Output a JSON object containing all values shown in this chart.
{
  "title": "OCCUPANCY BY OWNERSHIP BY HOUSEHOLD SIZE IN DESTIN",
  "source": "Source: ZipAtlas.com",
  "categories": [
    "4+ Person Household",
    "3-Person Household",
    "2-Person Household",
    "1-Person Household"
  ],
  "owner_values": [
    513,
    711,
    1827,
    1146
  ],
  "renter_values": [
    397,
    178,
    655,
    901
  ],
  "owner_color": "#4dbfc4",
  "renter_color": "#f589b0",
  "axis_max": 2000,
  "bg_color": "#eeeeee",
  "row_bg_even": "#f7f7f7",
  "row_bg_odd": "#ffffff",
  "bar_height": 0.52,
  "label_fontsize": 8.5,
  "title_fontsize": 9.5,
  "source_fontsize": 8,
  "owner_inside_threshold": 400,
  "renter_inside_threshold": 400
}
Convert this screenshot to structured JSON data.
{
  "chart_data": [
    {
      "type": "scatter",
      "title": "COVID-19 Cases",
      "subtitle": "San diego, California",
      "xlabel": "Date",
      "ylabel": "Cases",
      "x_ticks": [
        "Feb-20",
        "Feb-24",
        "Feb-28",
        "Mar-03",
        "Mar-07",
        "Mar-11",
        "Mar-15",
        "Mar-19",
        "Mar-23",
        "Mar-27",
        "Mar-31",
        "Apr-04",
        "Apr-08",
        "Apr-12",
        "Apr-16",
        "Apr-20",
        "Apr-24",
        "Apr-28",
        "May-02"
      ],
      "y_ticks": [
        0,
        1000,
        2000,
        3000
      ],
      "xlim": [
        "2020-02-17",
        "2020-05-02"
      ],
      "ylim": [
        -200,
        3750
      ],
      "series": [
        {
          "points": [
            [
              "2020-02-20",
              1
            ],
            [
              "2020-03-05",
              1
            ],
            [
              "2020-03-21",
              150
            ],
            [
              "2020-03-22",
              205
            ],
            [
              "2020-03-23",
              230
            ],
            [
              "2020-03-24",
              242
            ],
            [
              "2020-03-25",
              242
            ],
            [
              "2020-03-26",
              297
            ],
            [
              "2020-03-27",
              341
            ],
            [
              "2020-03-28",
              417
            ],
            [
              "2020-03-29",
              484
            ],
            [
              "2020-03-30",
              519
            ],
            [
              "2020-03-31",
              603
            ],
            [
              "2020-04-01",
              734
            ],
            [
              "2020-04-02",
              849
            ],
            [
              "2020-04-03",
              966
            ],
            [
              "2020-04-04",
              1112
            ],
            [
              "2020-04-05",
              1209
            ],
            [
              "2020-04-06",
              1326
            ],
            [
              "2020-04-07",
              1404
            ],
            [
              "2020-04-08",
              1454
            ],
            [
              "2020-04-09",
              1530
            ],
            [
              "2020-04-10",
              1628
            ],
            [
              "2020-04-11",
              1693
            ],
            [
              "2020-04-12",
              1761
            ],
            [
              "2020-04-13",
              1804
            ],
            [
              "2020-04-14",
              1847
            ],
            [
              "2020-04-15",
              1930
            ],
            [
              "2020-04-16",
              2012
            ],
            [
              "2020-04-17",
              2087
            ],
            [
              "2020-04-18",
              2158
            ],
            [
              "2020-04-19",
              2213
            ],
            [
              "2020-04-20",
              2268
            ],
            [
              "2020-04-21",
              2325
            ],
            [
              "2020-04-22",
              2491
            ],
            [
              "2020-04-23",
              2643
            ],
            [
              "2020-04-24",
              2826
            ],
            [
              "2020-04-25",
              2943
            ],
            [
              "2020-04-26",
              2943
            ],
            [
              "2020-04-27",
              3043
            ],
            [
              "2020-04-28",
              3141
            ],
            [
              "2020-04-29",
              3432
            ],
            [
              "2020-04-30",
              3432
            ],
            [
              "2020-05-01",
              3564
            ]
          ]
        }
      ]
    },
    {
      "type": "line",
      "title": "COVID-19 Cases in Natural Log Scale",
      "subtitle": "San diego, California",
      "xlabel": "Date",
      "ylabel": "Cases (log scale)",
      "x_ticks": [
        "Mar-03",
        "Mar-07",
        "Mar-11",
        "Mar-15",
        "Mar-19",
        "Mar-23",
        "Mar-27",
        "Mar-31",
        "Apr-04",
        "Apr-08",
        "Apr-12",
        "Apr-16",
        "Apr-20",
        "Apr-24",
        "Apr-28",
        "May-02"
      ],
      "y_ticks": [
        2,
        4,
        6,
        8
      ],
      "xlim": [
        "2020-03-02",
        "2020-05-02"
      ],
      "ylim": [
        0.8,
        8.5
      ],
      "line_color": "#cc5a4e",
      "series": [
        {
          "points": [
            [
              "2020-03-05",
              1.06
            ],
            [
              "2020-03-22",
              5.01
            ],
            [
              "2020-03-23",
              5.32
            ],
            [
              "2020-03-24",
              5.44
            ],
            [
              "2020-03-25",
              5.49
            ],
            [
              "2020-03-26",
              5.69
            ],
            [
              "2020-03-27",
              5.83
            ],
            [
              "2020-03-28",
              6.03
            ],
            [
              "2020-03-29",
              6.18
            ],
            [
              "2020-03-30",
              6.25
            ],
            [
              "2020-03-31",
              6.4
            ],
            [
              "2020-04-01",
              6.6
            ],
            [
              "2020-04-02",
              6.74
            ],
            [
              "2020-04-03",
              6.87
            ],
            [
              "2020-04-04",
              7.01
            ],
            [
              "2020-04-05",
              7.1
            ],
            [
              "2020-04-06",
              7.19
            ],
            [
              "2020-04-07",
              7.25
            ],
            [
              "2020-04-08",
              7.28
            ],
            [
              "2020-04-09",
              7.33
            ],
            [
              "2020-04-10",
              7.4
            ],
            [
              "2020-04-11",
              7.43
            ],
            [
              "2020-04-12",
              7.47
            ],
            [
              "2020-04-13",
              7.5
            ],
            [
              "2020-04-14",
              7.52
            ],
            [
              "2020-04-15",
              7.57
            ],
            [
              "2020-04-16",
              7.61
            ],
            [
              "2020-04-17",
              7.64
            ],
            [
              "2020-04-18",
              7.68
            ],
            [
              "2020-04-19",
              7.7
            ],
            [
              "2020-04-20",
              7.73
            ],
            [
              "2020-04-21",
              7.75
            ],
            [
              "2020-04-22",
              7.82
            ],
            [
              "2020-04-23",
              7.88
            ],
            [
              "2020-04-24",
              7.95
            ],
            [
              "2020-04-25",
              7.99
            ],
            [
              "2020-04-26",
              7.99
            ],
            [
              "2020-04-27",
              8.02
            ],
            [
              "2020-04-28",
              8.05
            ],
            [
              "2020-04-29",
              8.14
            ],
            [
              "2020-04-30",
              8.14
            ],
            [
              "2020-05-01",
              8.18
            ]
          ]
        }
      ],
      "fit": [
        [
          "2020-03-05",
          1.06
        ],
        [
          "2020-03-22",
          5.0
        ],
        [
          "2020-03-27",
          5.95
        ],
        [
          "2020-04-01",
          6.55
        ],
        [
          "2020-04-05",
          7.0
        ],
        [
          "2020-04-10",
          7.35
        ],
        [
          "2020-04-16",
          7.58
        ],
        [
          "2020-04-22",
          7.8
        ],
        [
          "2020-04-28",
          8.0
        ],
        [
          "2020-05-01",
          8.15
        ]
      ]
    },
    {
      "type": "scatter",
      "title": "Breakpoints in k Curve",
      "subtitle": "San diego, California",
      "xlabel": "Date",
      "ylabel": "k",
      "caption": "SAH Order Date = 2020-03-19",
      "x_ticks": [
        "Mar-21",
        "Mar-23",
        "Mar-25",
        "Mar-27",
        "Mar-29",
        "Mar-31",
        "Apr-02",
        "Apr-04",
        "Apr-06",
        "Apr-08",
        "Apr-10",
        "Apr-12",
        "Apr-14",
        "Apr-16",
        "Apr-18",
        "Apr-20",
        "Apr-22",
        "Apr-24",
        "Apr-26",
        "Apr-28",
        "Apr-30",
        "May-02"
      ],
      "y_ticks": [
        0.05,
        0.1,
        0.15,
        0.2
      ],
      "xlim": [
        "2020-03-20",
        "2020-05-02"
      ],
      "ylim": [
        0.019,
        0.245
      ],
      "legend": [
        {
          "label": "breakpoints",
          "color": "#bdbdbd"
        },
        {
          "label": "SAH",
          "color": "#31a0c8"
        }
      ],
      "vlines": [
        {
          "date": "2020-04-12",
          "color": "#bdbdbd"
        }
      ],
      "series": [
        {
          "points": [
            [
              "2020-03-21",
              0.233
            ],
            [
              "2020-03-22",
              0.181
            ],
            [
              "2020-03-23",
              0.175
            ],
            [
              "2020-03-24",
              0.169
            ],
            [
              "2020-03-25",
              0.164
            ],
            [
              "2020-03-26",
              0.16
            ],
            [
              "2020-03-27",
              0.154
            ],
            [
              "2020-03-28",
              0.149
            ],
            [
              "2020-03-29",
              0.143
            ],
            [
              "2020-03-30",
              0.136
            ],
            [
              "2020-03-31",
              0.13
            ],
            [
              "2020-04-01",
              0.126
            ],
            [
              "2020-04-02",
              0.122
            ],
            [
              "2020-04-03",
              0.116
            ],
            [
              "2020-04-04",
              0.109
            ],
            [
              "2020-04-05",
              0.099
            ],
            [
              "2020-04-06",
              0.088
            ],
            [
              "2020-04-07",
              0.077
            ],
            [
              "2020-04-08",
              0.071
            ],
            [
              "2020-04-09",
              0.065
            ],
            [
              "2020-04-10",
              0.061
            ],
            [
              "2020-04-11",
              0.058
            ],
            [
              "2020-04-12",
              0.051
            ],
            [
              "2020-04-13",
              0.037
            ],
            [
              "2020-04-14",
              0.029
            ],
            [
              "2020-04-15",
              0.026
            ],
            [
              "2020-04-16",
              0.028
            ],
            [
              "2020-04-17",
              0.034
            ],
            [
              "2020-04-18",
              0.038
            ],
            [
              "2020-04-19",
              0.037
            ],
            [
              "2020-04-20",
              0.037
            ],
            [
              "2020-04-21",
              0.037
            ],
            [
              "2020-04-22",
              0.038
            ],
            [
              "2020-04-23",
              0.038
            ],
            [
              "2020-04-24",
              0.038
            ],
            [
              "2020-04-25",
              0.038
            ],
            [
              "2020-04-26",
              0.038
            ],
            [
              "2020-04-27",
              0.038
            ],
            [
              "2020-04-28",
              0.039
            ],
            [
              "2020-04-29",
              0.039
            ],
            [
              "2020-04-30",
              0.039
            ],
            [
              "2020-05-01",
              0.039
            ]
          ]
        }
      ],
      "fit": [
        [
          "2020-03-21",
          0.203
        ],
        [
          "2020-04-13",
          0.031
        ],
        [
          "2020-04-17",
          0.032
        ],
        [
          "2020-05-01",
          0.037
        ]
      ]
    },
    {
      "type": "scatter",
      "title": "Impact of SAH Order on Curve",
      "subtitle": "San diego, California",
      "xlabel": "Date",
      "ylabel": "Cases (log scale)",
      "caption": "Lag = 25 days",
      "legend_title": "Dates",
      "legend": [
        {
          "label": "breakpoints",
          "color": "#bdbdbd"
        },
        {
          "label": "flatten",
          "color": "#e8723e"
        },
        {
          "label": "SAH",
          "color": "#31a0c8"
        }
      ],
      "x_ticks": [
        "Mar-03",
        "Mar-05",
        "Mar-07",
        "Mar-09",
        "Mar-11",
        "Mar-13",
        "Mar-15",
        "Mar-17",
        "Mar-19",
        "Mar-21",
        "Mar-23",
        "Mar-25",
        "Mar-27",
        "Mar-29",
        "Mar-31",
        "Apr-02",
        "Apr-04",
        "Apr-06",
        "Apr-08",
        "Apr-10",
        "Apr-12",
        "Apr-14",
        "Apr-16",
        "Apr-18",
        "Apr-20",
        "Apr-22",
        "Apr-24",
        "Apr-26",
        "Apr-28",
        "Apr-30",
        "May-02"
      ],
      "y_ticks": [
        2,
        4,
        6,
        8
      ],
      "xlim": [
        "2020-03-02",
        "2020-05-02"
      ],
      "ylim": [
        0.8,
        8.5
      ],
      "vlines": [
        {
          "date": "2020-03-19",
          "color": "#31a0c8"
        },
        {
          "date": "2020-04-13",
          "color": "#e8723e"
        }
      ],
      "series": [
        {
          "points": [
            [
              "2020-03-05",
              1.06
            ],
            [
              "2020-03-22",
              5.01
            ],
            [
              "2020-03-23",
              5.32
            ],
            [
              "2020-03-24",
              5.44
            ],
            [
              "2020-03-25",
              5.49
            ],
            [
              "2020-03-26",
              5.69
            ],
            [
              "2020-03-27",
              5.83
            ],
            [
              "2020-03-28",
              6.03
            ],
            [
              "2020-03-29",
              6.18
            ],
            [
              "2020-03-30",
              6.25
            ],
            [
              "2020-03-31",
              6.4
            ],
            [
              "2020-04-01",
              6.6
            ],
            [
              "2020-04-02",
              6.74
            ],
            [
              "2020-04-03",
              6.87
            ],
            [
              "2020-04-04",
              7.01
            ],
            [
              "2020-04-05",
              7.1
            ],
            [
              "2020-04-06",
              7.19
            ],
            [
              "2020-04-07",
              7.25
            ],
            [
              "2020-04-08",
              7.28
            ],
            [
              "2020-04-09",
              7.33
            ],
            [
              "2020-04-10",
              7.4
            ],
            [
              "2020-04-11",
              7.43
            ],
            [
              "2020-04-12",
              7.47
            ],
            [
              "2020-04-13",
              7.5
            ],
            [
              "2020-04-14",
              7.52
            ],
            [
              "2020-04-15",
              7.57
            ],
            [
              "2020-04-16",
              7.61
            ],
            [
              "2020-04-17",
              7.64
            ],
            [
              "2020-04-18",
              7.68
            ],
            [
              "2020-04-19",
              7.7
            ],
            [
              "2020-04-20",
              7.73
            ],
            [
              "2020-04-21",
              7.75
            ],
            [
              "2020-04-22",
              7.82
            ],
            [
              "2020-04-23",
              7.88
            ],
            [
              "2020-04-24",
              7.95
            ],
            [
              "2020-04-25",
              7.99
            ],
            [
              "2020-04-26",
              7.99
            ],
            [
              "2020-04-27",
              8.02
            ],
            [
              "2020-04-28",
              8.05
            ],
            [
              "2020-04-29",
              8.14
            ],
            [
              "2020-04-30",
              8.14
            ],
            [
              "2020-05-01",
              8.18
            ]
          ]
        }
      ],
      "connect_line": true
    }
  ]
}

* [WORK TO DO]:
Scan the material above. Copy each line that holds the word "JSON".

* [ANSWER TO THIS PROBLEM]:
Output a JSON object containing all values shown in this chart.
Convert this screenshot to structured JSON data.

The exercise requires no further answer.